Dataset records
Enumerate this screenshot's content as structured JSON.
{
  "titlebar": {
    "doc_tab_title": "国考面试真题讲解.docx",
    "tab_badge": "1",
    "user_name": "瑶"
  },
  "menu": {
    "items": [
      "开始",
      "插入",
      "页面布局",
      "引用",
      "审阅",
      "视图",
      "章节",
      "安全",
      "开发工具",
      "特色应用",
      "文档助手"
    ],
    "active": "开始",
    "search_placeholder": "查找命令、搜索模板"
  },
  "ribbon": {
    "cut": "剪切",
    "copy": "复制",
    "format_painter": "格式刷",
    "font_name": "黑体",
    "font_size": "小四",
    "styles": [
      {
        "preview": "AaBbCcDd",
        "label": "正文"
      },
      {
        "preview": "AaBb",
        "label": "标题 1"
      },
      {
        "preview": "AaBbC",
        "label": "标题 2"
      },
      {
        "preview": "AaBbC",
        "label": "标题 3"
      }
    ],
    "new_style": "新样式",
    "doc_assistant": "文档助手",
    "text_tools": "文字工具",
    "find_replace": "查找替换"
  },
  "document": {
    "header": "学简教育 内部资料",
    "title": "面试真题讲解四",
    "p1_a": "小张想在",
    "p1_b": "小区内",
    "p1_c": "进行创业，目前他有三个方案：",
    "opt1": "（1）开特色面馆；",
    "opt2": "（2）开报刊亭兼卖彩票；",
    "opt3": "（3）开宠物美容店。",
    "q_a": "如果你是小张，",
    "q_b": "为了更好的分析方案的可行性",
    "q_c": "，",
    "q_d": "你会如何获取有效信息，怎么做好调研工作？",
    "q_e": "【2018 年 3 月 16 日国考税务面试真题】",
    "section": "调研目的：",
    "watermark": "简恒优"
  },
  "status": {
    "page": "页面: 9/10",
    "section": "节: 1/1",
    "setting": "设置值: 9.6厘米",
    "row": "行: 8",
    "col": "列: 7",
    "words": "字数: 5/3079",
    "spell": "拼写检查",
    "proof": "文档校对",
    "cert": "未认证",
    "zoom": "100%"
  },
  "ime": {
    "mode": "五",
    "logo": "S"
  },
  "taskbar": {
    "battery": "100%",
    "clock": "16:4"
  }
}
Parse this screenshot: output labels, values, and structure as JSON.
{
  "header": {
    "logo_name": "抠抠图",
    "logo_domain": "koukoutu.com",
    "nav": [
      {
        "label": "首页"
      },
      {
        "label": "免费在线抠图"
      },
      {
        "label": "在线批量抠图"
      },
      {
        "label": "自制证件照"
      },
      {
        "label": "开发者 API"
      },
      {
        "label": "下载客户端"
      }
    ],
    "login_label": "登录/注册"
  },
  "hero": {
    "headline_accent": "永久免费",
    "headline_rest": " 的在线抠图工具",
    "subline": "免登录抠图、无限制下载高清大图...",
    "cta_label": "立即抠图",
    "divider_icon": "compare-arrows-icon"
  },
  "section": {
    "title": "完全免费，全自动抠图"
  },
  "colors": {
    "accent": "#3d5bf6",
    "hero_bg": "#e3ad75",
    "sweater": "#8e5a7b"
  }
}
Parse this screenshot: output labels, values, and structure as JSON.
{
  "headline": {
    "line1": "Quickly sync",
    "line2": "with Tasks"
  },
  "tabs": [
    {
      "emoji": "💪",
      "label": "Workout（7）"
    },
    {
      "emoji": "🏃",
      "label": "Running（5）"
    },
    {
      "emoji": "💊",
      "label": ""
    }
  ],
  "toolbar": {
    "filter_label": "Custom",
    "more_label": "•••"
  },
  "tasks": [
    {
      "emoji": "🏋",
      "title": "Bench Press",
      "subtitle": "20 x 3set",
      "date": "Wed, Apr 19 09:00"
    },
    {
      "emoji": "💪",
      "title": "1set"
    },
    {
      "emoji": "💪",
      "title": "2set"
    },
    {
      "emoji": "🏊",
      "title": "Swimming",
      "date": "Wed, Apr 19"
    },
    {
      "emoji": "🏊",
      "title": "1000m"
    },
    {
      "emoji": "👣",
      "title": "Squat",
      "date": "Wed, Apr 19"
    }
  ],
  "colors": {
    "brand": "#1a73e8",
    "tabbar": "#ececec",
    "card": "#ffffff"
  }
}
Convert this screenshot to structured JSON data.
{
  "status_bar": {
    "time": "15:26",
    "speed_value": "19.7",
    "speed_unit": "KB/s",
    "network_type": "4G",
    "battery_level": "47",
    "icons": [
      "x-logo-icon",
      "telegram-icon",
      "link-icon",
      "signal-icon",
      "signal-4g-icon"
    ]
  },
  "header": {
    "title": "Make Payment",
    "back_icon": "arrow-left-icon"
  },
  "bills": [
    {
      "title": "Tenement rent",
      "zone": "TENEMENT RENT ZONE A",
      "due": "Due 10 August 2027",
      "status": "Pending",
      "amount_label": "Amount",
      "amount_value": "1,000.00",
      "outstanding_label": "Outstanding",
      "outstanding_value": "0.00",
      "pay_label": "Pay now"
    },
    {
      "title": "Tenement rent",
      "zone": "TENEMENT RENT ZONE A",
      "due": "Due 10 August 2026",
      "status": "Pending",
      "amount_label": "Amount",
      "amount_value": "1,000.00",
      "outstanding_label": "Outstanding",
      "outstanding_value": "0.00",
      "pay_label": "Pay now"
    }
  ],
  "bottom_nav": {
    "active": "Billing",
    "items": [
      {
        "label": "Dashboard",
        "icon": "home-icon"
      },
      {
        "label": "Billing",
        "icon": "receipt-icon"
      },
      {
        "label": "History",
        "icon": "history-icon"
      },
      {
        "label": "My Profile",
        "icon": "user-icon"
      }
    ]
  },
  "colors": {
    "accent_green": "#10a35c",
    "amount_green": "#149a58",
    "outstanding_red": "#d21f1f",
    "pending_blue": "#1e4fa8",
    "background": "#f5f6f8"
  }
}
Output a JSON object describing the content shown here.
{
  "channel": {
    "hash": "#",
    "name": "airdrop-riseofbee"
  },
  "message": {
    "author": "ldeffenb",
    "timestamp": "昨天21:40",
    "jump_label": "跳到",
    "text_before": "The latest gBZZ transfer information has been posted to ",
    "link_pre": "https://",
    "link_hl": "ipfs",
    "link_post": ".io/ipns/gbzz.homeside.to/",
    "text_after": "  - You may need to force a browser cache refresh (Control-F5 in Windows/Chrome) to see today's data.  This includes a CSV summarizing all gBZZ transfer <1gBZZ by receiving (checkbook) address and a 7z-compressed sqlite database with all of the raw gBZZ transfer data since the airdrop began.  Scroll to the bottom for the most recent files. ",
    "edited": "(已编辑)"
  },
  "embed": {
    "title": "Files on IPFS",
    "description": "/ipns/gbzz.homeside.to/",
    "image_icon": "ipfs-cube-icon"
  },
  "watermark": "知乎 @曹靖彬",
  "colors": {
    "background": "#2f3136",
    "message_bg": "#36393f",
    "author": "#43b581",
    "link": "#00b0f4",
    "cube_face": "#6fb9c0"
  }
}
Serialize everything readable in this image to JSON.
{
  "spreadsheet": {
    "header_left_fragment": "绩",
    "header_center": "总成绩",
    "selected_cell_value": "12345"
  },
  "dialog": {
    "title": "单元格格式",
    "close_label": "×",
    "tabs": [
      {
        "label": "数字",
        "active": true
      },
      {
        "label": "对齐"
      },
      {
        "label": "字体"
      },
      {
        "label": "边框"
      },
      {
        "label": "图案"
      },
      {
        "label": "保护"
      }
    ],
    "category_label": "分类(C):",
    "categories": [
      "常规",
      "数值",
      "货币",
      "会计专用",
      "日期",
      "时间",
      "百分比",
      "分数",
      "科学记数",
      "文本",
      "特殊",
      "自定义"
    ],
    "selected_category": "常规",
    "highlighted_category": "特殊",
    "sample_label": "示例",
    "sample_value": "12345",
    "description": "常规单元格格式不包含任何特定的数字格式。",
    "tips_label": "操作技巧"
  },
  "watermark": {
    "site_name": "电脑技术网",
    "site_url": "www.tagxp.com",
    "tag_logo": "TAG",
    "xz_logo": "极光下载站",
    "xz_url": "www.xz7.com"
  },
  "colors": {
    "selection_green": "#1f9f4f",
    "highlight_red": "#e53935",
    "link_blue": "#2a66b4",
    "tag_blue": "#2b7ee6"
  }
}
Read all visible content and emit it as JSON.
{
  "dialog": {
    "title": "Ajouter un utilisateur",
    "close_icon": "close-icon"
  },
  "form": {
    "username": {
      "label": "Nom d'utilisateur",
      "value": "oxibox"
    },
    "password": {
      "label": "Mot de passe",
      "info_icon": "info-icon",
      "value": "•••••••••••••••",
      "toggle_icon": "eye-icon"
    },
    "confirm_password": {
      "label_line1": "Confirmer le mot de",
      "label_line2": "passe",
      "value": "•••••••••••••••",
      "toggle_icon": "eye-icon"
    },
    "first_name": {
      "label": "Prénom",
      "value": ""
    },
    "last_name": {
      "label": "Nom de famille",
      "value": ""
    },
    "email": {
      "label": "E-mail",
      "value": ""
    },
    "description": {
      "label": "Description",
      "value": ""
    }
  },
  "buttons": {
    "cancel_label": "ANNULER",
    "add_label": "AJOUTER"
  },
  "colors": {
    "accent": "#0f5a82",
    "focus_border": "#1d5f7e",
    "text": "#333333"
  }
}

Short exercise -> Copy out every line of the material above that mentions the word "ipns".

Exercise output ->
    "link_post": ".io/ipns/gbzz.homeside.to/",
    "description": "/ipns/gbzz.homeside.to/",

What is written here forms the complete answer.